#### [RECORDS FOR THIS TASK]
_ _ _

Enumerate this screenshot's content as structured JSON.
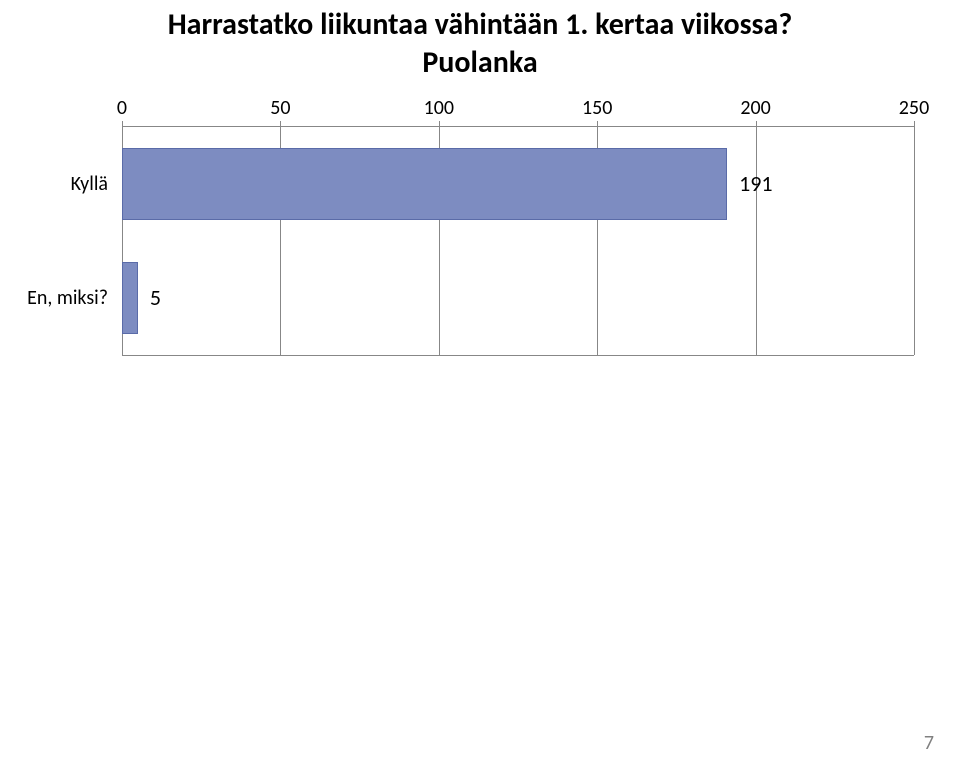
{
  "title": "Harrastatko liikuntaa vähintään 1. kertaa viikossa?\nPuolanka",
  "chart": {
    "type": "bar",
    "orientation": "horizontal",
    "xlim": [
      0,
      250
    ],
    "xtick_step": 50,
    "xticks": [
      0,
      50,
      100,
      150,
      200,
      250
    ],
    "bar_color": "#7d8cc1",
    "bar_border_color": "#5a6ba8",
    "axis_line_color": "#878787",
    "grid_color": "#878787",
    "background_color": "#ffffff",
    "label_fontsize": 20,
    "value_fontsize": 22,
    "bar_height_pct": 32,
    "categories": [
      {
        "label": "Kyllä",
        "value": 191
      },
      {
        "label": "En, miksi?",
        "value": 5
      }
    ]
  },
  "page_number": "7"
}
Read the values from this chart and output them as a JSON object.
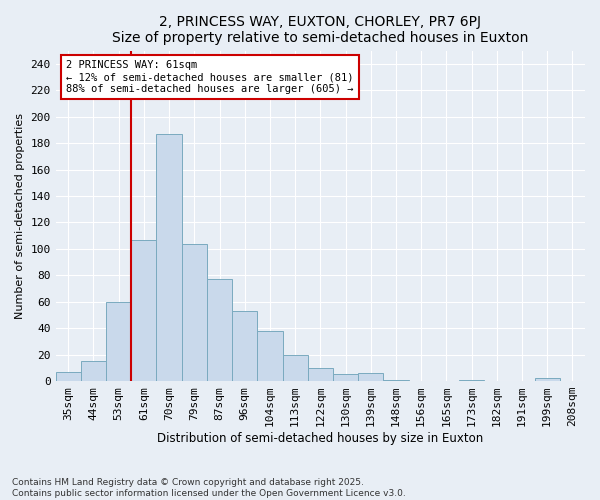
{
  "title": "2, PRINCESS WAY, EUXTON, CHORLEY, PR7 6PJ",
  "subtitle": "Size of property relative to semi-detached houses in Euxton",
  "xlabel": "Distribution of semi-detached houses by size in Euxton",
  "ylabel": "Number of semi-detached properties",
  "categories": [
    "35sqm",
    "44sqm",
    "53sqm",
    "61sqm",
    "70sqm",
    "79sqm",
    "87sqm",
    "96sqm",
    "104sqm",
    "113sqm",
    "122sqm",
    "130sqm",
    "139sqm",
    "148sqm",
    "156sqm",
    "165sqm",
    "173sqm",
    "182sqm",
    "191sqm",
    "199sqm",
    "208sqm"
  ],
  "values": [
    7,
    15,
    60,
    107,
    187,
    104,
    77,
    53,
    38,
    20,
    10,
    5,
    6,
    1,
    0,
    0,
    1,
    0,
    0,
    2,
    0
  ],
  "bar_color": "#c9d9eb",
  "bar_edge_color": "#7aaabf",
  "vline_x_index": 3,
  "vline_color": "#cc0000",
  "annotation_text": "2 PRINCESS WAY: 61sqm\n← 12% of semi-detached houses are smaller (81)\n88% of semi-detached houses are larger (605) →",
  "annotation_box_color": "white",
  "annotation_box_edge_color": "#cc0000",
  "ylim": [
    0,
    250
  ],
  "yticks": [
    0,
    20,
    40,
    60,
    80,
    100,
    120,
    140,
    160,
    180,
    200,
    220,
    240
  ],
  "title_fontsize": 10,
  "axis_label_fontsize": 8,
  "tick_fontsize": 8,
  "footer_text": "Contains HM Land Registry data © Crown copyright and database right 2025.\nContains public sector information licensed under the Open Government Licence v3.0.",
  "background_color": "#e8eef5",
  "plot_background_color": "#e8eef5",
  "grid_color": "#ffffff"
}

_ _ _

Reproduce exactly and only the lines from the one with "Read the values" through the last entry, both included, excluding every picture.

#### [EXERCISE OUTPUT]
Read the values from this chart and output them as a JSON object.
{
  "title": "2, PRINCESS WAY, EUXTON, CHORLEY, PR7 6PJ",
  "subtitle": "Size of property relative to semi-detached houses in Euxton",
  "xlabel": "Distribution of semi-detached houses by size in Euxton",
  "ylabel": "Number of semi-detached properties",
  "categories": [
    "35sqm",
    "44sqm",
    "53sqm",
    "61sqm",
    "70sqm",
    "79sqm",
    "87sqm",
    "96sqm",
    "104sqm",
    "113sqm",
    "122sqm",
    "130sqm",
    "139sqm",
    "148sqm",
    "156sqm",
    "165sqm",
    "173sqm",
    "182sqm",
    "191sqm",
    "199sqm",
    "208sqm"
  ],
  "values": [
    7,
    15,
    60,
    107,
    187,
    104,
    77,
    53,
    38,
    20,
    10,
    5,
    6,
    1,
    0,
    0,
    1,
    0,
    0,
    2,
    0
  ],
  "bar_color": "#c9d9eb",
  "bar_edge_color": "#7aaabf",
  "vline_x_index": 3,
  "vline_color": "#cc0000",
  "annotation_text": "2 PRINCESS WAY: 61sqm\n← 12% of semi-detached houses are smaller (81)\n88% of semi-detached houses are larger (605) →",
  "annotation_box_color": "white",
  "annotation_box_edge_color": "#cc0000",
  "ylim": [
    0,
    250
  ],
  "yticks": [
    0,
    20,
    40,
    60,
    80,
    100,
    120,
    140,
    160,
    180,
    200,
    220,
    240
  ],
  "title_fontsize": 10,
  "axis_label_fontsize": 8,
  "tick_fontsize": 8,
  "footer_text": "Contains HM Land Registry data © Crown copyright and database right 2025.\nContains public sector information licensed under the Open Government Licence v3.0.",
  "background_color": "#e8eef5",
  "plot_background_color": "#e8eef5",
  "grid_color": "#ffffff"
}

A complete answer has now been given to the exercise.